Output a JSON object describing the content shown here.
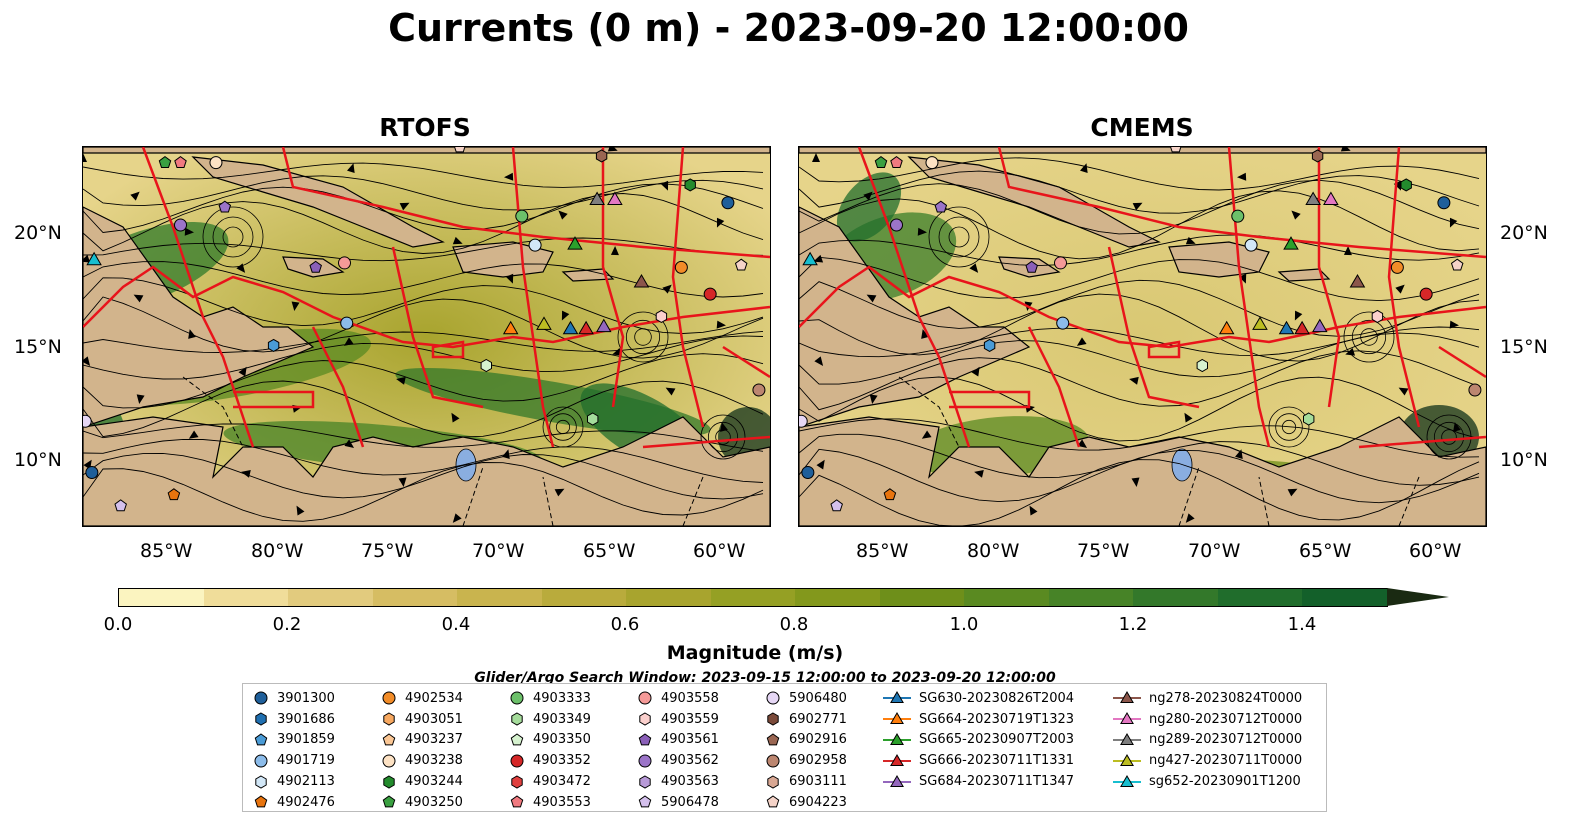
{
  "title": "Currents (0 m) - 2023-09-20 12:00:00",
  "panels": [
    {
      "title": "RTOFS"
    },
    {
      "title": "CMEMS"
    }
  ],
  "axes": {
    "lon_ticks": [
      "85°W",
      "80°W",
      "75°W",
      "70°W",
      "65°W",
      "60°W"
    ],
    "lat_ticks": [
      "20°N",
      "15°N",
      "10°N"
    ]
  },
  "colorbar": {
    "label": "Magnitude (m/s)",
    "ticks": [
      "0.0",
      "0.2",
      "0.4",
      "0.6",
      "0.8",
      "1.0",
      "1.2",
      "1.4"
    ],
    "range": [
      0,
      1.5
    ],
    "extend": "max",
    "colors": [
      "#fbf4c0",
      "#f0dd9a",
      "#e2cb7e",
      "#d6bd63",
      "#c9b44e",
      "#b9ab3c",
      "#a8a42e",
      "#95a024",
      "#83981c",
      "#6e8f1a",
      "#5a8a21",
      "#478327",
      "#33782a",
      "#206d2c",
      "#13602a",
      "#114f25",
      "#103f1f",
      "#12321a",
      "#1a2a12"
    ]
  },
  "search_window": "Glider/Argo Search Window: 2023-09-15 12:00:00 to 2023-09-20 12:00:00",
  "legend": {
    "columns": [
      [
        {
          "label": "3901300",
          "marker": "circle",
          "color": "#1f5f9a"
        },
        {
          "label": "3901686",
          "marker": "hexagon",
          "color": "#1f6fb0"
        },
        {
          "label": "3901859",
          "marker": "pentagon",
          "color": "#4a9bd6"
        },
        {
          "label": "4901719",
          "marker": "circle",
          "color": "#8cbcea"
        },
        {
          "label": "4902113",
          "marker": "hexagon",
          "color": "#d2e7f7"
        },
        {
          "label": "4902476",
          "marker": "pentagon",
          "color": "#e8740e"
        }
      ],
      [
        {
          "label": "4902534",
          "marker": "circle",
          "color": "#f28c28"
        },
        {
          "label": "4903051",
          "marker": "hexagon",
          "color": "#f7a860"
        },
        {
          "label": "4903237",
          "marker": "pentagon",
          "color": "#fbc795"
        },
        {
          "label": "4903238",
          "marker": "circle",
          "color": "#fde2c4"
        },
        {
          "label": "4903244",
          "marker": "hexagon",
          "color": "#238b2d"
        },
        {
          "label": "4903250",
          "marker": "pentagon",
          "color": "#3aa041"
        }
      ],
      [
        {
          "label": "4903333",
          "marker": "circle",
          "color": "#6cc06a"
        },
        {
          "label": "4903349",
          "marker": "hexagon",
          "color": "#a5dc9b"
        },
        {
          "label": "4903350",
          "marker": "pentagon",
          "color": "#d6f2cf"
        },
        {
          "label": "4903352",
          "marker": "circle",
          "color": "#d62728"
        },
        {
          "label": "4903472",
          "marker": "hexagon",
          "color": "#e0403f"
        },
        {
          "label": "4903553",
          "marker": "pentagon",
          "color": "#f07a80"
        }
      ],
      [
        {
          "label": "4903558",
          "marker": "circle",
          "color": "#f59a98"
        },
        {
          "label": "4903559",
          "marker": "hexagon",
          "color": "#fbd0cd"
        },
        {
          "label": "4903561",
          "marker": "pentagon",
          "color": "#8a5fb8"
        },
        {
          "label": "4903562",
          "marker": "circle",
          "color": "#9b74c8"
        },
        {
          "label": "4903563",
          "marker": "hexagon",
          "color": "#b89ad8"
        },
        {
          "label": "5906478",
          "marker": "pentagon",
          "color": "#d4c0ec"
        }
      ],
      [
        {
          "label": "5906480",
          "marker": "circle",
          "color": "#e6d7f5"
        },
        {
          "label": "6902771",
          "marker": "hexagon",
          "color": "#7b4a3a"
        },
        {
          "label": "6902916",
          "marker": "pentagon",
          "color": "#9a6652"
        },
        {
          "label": "6902958",
          "marker": "circle",
          "color": "#bc8670"
        },
        {
          "label": "6903111",
          "marker": "hexagon",
          "color": "#d9a894"
        },
        {
          "label": "6904223",
          "marker": "pentagon",
          "color": "#f5d3c8"
        }
      ],
      [
        {
          "label": "SG630-20230826T2004",
          "marker": "triangle-line",
          "color": "#1f77b4"
        },
        {
          "label": "SG664-20230719T1323",
          "marker": "triangle-line",
          "color": "#ff7f0e"
        },
        {
          "label": "SG665-20230907T2003",
          "marker": "triangle-line",
          "color": "#2ca02c"
        },
        {
          "label": "SG666-20230711T1331",
          "marker": "triangle-line",
          "color": "#d62728"
        },
        {
          "label": "SG684-20230711T1347",
          "marker": "triangle-line",
          "color": "#9467bd"
        }
      ],
      [
        {
          "label": "ng278-20230824T0000",
          "marker": "triangle-line",
          "color": "#8c564b"
        },
        {
          "label": "ng280-20230712T0000",
          "marker": "triangle-line",
          "color": "#e377c2"
        },
        {
          "label": "ng289-20230712T0000",
          "marker": "triangle-line",
          "color": "#7f7f7f"
        },
        {
          "label": "ng427-20230711T0000",
          "marker": "triangle-line",
          "color": "#bcbd22"
        },
        {
          "label": "sg652-20230901T1200",
          "marker": "triangle-line",
          "color": "#17becf"
        }
      ]
    ]
  },
  "map_data": {
    "extent": {
      "lon": [
        -89,
        -58
      ],
      "lat": [
        7,
        24
      ]
    },
    "markers": [
      {
        "type": "circle",
        "lon": -88.6,
        "lat": 9.4,
        "color": "#1f5f9a"
      },
      {
        "type": "circle",
        "lon": -88.9,
        "lat": 11.7,
        "color": "#e6d7f5"
      },
      {
        "type": "pentagon",
        "lon": -84.9,
        "lat": 8.4,
        "color": "#e8740e"
      },
      {
        "type": "pentagon",
        "lon": -87.3,
        "lat": 7.9,
        "color": "#d4c0ec"
      },
      {
        "type": "pentagon",
        "lon": -85.3,
        "lat": 23.3,
        "color": "#3aa041"
      },
      {
        "type": "pentagon",
        "lon": -84.6,
        "lat": 23.3,
        "color": "#f07a80"
      },
      {
        "type": "circle",
        "lon": -83.0,
        "lat": 23.3,
        "color": "#fde2c4"
      },
      {
        "type": "pentagon",
        "lon": -82.6,
        "lat": 21.3,
        "color": "#9b74c8"
      },
      {
        "type": "circle",
        "lon": -84.6,
        "lat": 20.5,
        "color": "#9b74c8"
      },
      {
        "type": "pentagon",
        "lon": -78.5,
        "lat": 18.6,
        "color": "#8a5fb8"
      },
      {
        "type": "circle",
        "lon": -77.2,
        "lat": 18.8,
        "color": "#f59a98"
      },
      {
        "type": "circle",
        "lon": -77.1,
        "lat": 16.1,
        "color": "#8cbcea"
      },
      {
        "type": "hexagon",
        "lon": -80.4,
        "lat": 15.1,
        "color": "#4a9bd6"
      },
      {
        "type": "circle",
        "lon": -69.2,
        "lat": 20.9,
        "color": "#6cc06a"
      },
      {
        "type": "circle",
        "lon": -68.6,
        "lat": 19.6,
        "color": "#d2e7f7"
      },
      {
        "type": "pentagon",
        "lon": -72.0,
        "lat": 24.0,
        "color": "#f5d3c8"
      },
      {
        "type": "hexagon",
        "lon": -65.6,
        "lat": 23.6,
        "color": "#9a6652"
      },
      {
        "type": "hexagon",
        "lon": -61.6,
        "lat": 22.3,
        "color": "#238b2d"
      },
      {
        "type": "circle",
        "lon": -59.9,
        "lat": 21.5,
        "color": "#1f5f9a"
      },
      {
        "type": "circle",
        "lon": -62.0,
        "lat": 18.6,
        "color": "#f28c28"
      },
      {
        "type": "circle",
        "lon": -60.7,
        "lat": 17.4,
        "color": "#d62728"
      },
      {
        "type": "pentagon",
        "lon": -59.3,
        "lat": 18.7,
        "color": "#f5d3c8"
      },
      {
        "type": "hexagon",
        "lon": -62.9,
        "lat": 16.4,
        "color": "#fbd0cd"
      },
      {
        "type": "circle",
        "lon": -58.5,
        "lat": 13.1,
        "color": "#bc8670"
      },
      {
        "type": "hexagon",
        "lon": -70.8,
        "lat": 14.2,
        "color": "#d6f2cf"
      },
      {
        "type": "hexagon",
        "lon": -66.0,
        "lat": 11.8,
        "color": "#a5dc9b"
      },
      {
        "type": "triangle",
        "lon": -65.8,
        "lat": 21.6,
        "color": "#7f7f7f"
      },
      {
        "type": "triangle",
        "lon": -65.0,
        "lat": 21.6,
        "color": "#e377c2"
      },
      {
        "type": "triangle",
        "lon": -66.8,
        "lat": 19.6,
        "color": "#2ca02c"
      },
      {
        "type": "triangle",
        "lon": -63.8,
        "lat": 17.9,
        "color": "#8c564b"
      },
      {
        "type": "triangle",
        "lon": -88.5,
        "lat": 18.9,
        "color": "#17becf"
      },
      {
        "type": "triangle",
        "lon": -69.7,
        "lat": 15.8,
        "color": "#ff7f0e"
      },
      {
        "type": "triangle",
        "lon": -68.2,
        "lat": 16.0,
        "color": "#bcbd22"
      },
      {
        "type": "triangle",
        "lon": -67.0,
        "lat": 15.8,
        "color": "#1f77b4"
      },
      {
        "type": "triangle",
        "lon": -66.3,
        "lat": 15.8,
        "color": "#d62728"
      },
      {
        "type": "triangle",
        "lon": -65.5,
        "lat": 15.9,
        "color": "#9467bd"
      }
    ]
  }
}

########################################

Short task:
Copy every line of the entries above in which "title" occurs.

Problem solution:
  "title": "Currents (0 m) - 2023-09-20 12:00:00",
      "title": "RTOFS"
      "title": "CMEMS"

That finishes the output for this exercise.